§ Given task: Please copy the records below verbatim, each line unchanged.

§ Extracted records:
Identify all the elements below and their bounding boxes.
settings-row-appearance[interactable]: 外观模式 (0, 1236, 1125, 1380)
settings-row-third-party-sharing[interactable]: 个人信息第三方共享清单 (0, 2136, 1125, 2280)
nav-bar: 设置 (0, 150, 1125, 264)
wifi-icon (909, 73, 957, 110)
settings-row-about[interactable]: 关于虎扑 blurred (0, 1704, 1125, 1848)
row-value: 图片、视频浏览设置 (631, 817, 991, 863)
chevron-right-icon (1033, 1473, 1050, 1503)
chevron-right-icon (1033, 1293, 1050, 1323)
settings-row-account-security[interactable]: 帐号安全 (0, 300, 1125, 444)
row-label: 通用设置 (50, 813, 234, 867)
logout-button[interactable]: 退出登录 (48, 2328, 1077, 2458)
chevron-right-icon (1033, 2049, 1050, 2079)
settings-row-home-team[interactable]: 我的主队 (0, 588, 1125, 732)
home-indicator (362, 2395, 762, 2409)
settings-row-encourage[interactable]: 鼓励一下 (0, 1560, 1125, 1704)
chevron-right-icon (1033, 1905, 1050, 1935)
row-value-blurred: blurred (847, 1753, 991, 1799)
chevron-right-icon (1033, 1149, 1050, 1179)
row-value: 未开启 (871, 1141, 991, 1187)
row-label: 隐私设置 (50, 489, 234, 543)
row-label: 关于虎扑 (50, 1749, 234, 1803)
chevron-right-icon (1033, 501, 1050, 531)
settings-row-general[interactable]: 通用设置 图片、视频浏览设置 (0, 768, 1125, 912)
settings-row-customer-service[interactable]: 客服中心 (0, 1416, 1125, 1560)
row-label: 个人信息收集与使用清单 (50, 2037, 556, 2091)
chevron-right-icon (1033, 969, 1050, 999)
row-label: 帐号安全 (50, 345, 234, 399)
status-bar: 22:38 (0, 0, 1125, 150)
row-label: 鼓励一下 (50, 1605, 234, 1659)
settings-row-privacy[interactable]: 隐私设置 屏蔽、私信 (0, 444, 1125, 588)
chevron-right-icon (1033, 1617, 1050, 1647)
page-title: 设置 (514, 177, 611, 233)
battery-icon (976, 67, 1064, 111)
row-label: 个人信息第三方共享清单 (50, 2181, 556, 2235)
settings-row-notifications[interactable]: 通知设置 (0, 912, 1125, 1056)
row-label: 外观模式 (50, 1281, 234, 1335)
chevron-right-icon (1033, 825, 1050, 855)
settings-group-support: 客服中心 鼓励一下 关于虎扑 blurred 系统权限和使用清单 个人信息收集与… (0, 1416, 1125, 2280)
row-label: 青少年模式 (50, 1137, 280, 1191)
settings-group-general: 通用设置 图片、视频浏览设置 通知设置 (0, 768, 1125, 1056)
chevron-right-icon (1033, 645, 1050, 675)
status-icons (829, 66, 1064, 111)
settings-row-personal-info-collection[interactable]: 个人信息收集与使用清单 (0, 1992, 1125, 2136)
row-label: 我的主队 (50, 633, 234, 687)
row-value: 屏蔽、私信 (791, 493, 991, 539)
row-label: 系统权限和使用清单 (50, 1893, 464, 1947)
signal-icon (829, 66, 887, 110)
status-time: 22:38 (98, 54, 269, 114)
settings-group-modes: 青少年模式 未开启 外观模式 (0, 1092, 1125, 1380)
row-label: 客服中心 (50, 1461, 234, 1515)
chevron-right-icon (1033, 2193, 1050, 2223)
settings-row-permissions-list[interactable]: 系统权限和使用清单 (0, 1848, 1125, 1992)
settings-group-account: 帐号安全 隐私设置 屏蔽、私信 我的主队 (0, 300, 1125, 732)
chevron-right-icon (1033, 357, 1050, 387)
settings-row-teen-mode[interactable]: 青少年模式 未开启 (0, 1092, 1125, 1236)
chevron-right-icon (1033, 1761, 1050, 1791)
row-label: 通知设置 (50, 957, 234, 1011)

§ Written response:
Identify all the elements below and their bounding boxes.
settings-row-appearance[interactable]: 外观模式 (0, 1236, 1125, 1380)
settings-row-third-party-sharing[interactable]: 个人信息第三方共享清单 (0, 2136, 1125, 2280)
nav-bar: 设置 (0, 150, 1125, 264)
wifi-icon (909, 73, 957, 110)
settings-row-about[interactable]: 关于虎扑 blurred (0, 1704, 1125, 1848)
row-value: 图片、视频浏览设置 (631, 817, 991, 863)
chevron-right-icon (1033, 1473, 1050, 1503)
chevron-right-icon (1033, 1293, 1050, 1323)
settings-row-account-security[interactable]: 帐号安全 (0, 300, 1125, 444)
row-label: 通用设置 (50, 813, 234, 867)
logout-button[interactable]: 退出登录 (48, 2328, 1077, 2458)
chevron-right-icon (1033, 2049, 1050, 2079)
settings-row-home-team[interactable]: 我的主队 (0, 588, 1125, 732)
home-indicator (362, 2395, 762, 2409)
settings-row-encourage[interactable]: 鼓励一下 (0, 1560, 1125, 1704)
chevron-right-icon (1033, 1905, 1050, 1935)
row-value-blurred: blurred (847, 1753, 991, 1799)
chevron-right-icon (1033, 1149, 1050, 1179)
row-value: 未开启 (871, 1141, 991, 1187)
row-label: 隐私设置 (50, 489, 234, 543)
row-label: 关于虎扑 (50, 1749, 234, 1803)
chevron-right-icon (1033, 501, 1050, 531)
settings-row-general[interactable]: 通用设置 图片、视频浏览设置 (0, 768, 1125, 912)
settings-row-customer-service[interactable]: 客服中心 (0, 1416, 1125, 1560)
row-label: 个人信息收集与使用清单 (50, 2037, 556, 2091)
chevron-right-icon (1033, 969, 1050, 999)
row-label: 帐号安全 (50, 345, 234, 399)
status-bar: 22:38 (0, 0, 1125, 150)
row-label: 鼓励一下 (50, 1605, 234, 1659)
settings-row-privacy[interactable]: 隐私设置 屏蔽、私信 (0, 444, 1125, 588)
chevron-right-icon (1033, 1617, 1050, 1647)
page-title: 设置 (514, 177, 611, 233)
battery-icon (976, 67, 1064, 111)
row-label: 个人信息第三方共享清单 (50, 2181, 556, 2235)
settings-row-notifications[interactable]: 通知设置 (0, 912, 1125, 1056)
row-label: 外观模式 (50, 1281, 234, 1335)
chevron-right-icon (1033, 825, 1050, 855)
settings-group-support: 客服中心 鼓励一下 关于虎扑 blurred 系统权限和使用清单 个人信息收集与… (0, 1416, 1125, 2280)
row-label: 青少年模式 (50, 1137, 280, 1191)
settings-group-general: 通用设置 图片、视频浏览设置 通知设置 (0, 768, 1125, 1056)
chevron-right-icon (1033, 645, 1050, 675)
status-icons (829, 66, 1064, 111)
settings-row-personal-info-collection[interactable]: 个人信息收集与使用清单 (0, 1992, 1125, 2136)
row-label: 我的主队 (50, 633, 234, 687)
row-value: 屏蔽、私信 (791, 493, 991, 539)
row-label: 系统权限和使用清单 (50, 1893, 464, 1947)
signal-icon (829, 66, 887, 110)
status-time: 22:38 (98, 54, 269, 114)
settings-group-modes: 青少年模式 未开启 外观模式 (0, 1092, 1125, 1380)
row-label: 客服中心 (50, 1461, 234, 1515)
chevron-right-icon (1033, 2193, 1050, 2223)
settings-row-permissions-list[interactable]: 系统权限和使用清单 (0, 1848, 1125, 1992)
settings-group-account: 帐号安全 隐私设置 屏蔽、私信 我的主队 (0, 300, 1125, 732)
chevron-right-icon (1033, 357, 1050, 387)
settings-row-teen-mode[interactable]: 青少年模式 未开启 (0, 1092, 1125, 1236)
chevron-right-icon (1033, 1761, 1050, 1791)
row-label: 通知设置 (50, 957, 234, 1011)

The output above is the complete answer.